Stored entries =

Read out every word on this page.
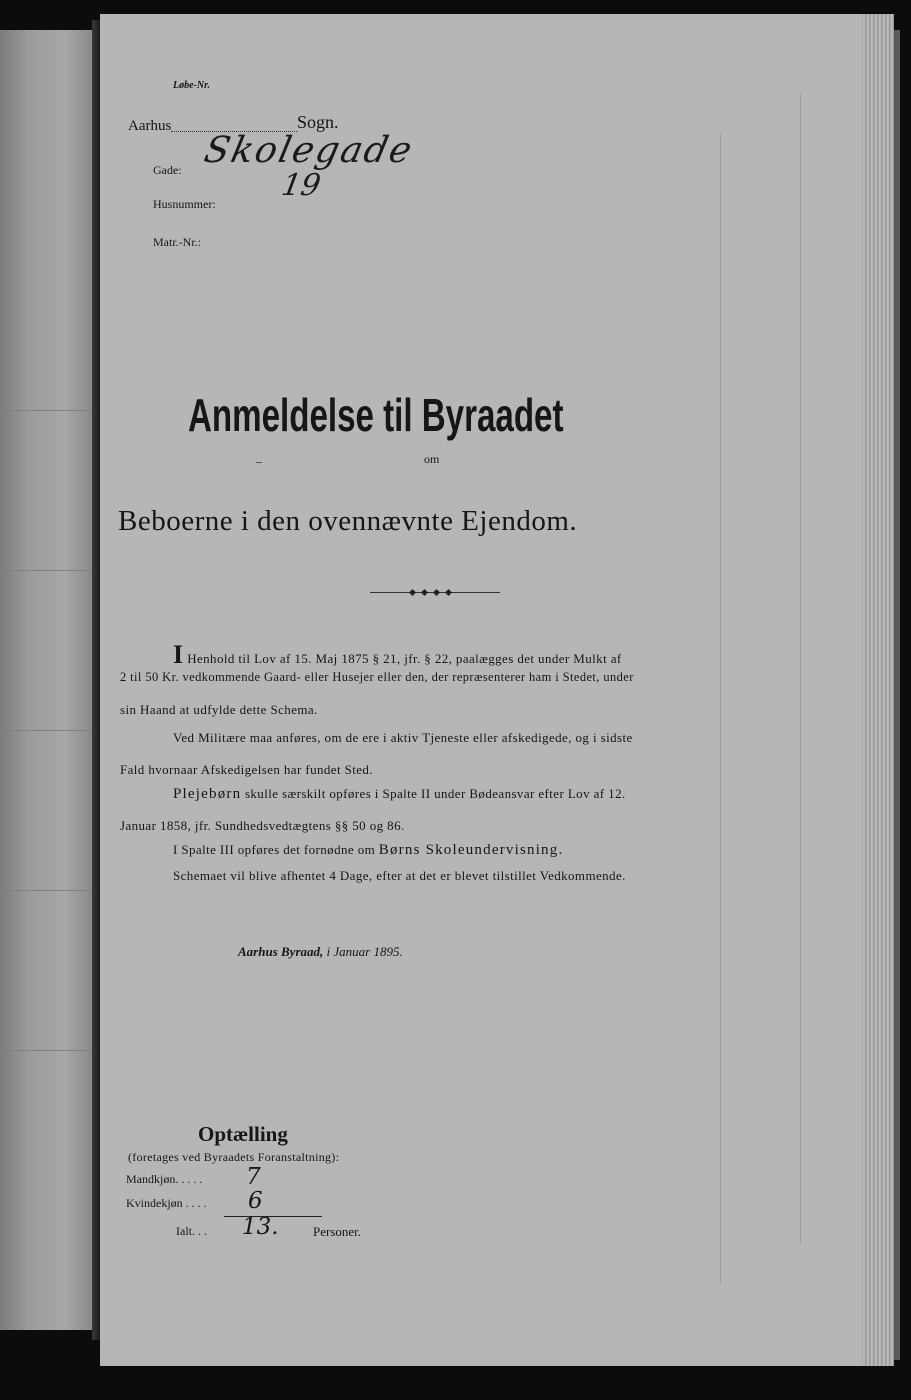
Løbe-Nr.
Aarhus	Sogn.
Gade: Skolegade
Husnummer:
19
Matr.-Nr.:
Anmeldelse til Byraadet
om
Beboerne i den ovennævnte Ejendom.
I Henhold til Lov af 15. Maj 1875 § 21, jfr. § 22, paalægges det under Mulkt af
2 til 50 Kr. vedkommende Gaard- eller Husejer eller den, der repræsenterer ham i Stedet, under
sin Haand at udfylde dette Schema.
Ved Militære maa anføres, om de ere i aktiv Tjeneste eller afskedigede, og i sidste
Fald hvornaar Afskedigelsen har fundet Sted.
Plejebørn skulle særskilt opføres i Spalte II under Bødeansvar efter Lov af 12.
Januar 1858, jfr. Sundhedsvedtægtens §§ 50 og 86.
I Spalte III opføres det fornødne om Børns Skoleundervisning.
Schemaet vil blive afhentet 4 Dage, efter at det er blevet tilstillet Vedkommende.
Aarhus Byraad, i Januar 1895.
Optælling
(foretages ved Byraadets Foranstaltning):
Mandkjøn. . . . . 7
Kvindekjøn . . . . 6
Ialt. . . 13.	Personer.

Required work =
Output the data above without changes, apart from leaving out the pictures.

Written solution =
Read out every word on this page.
Løbe-Nr.
Aarhus	Sogn.
Gade: Skolegade
Husnummer:
19
Matr.-Nr.:
Anmeldelse til Byraadet
om
Beboerne i den ovennævnte Ejendom.
I Henhold til Lov af 15. Maj 1875 § 21, jfr. § 22, paalægges det under Mulkt af
2 til 50 Kr. vedkommende Gaard- eller Husejer eller den, der repræsenterer ham i Stedet, under
sin Haand at udfylde dette Schema.
Ved Militære maa anføres, om de ere i aktiv Tjeneste eller afskedigede, og i sidste
Fald hvornaar Afskedigelsen har fundet Sted.
Plejebørn skulle særskilt opføres i Spalte II under Bødeansvar efter Lov af 12.
Januar 1858, jfr. Sundhedsvedtægtens §§ 50 og 86.
I Spalte III opføres det fornødne om Børns Skoleundervisning.
Schemaet vil blive afhentet 4 Dage, efter at det er blevet tilstillet Vedkommende.
Aarhus Byraad, i Januar 1895.
Optælling
(foretages ved Byraadets Foranstaltning):
Mandkjøn. . . . . 7
Kvindekjøn . . . . 6
Ialt. . . 13.	Personer.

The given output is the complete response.